* [Exercise objective]
Could you reproduce every line of the data below word for word, in the same order?

* [Given entries]
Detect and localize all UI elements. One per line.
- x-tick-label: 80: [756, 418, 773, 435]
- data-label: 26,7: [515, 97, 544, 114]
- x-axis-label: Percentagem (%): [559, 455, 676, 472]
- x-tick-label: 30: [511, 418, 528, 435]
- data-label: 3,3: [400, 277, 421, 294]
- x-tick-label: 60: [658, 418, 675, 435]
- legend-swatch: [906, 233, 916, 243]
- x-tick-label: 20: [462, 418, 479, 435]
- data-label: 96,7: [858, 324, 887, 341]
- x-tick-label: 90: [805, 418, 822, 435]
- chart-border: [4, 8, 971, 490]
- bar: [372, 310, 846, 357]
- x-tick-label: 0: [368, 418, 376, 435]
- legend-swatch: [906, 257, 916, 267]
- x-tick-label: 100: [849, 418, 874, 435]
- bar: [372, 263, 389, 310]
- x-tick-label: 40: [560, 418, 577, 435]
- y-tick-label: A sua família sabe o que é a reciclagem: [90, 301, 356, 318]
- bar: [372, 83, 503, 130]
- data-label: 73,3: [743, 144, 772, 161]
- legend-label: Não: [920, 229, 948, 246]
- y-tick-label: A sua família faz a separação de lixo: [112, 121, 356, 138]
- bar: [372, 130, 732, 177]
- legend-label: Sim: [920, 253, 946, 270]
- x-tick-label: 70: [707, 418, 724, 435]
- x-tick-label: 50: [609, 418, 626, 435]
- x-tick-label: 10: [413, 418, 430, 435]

* [Solution]
Detect and localize all UI elements. One per line.
- x-tick-label: 80: [756, 418, 773, 435]
- data-label: 26,7: [515, 97, 544, 114]
- x-axis-label: Percentagem (%): [559, 455, 676, 472]
- x-tick-label: 30: [511, 418, 528, 435]
- data-label: 3,3: [400, 277, 421, 294]
- x-tick-label: 60: [658, 418, 675, 435]
- legend-swatch: [906, 233, 916, 243]
- x-tick-label: 20: [462, 418, 479, 435]
- data-label: 96,7: [858, 324, 887, 341]
- x-tick-label: 90: [805, 418, 822, 435]
- chart-border: [4, 8, 971, 490]
- bar: [372, 310, 846, 357]
- x-tick-label: 0: [368, 418, 376, 435]
- legend-swatch: [906, 257, 916, 267]
- x-tick-label: 100: [849, 418, 874, 435]
- bar: [372, 263, 389, 310]
- x-tick-label: 40: [560, 418, 577, 435]
- y-tick-label: A sua família sabe o que é a reciclagem: [90, 301, 356, 318]
- bar: [372, 83, 503, 130]
- data-label: 73,3: [743, 144, 772, 161]
- legend-label: Não: [920, 229, 948, 246]
- y-tick-label: A sua família faz a separação de lixo: [112, 121, 356, 138]
- bar: [372, 130, 732, 177]
- legend-label: Sim: [920, 253, 946, 270]
- x-tick-label: 70: [707, 418, 724, 435]
- x-tick-label: 50: [609, 418, 626, 435]
- x-tick-label: 10: [413, 418, 430, 435]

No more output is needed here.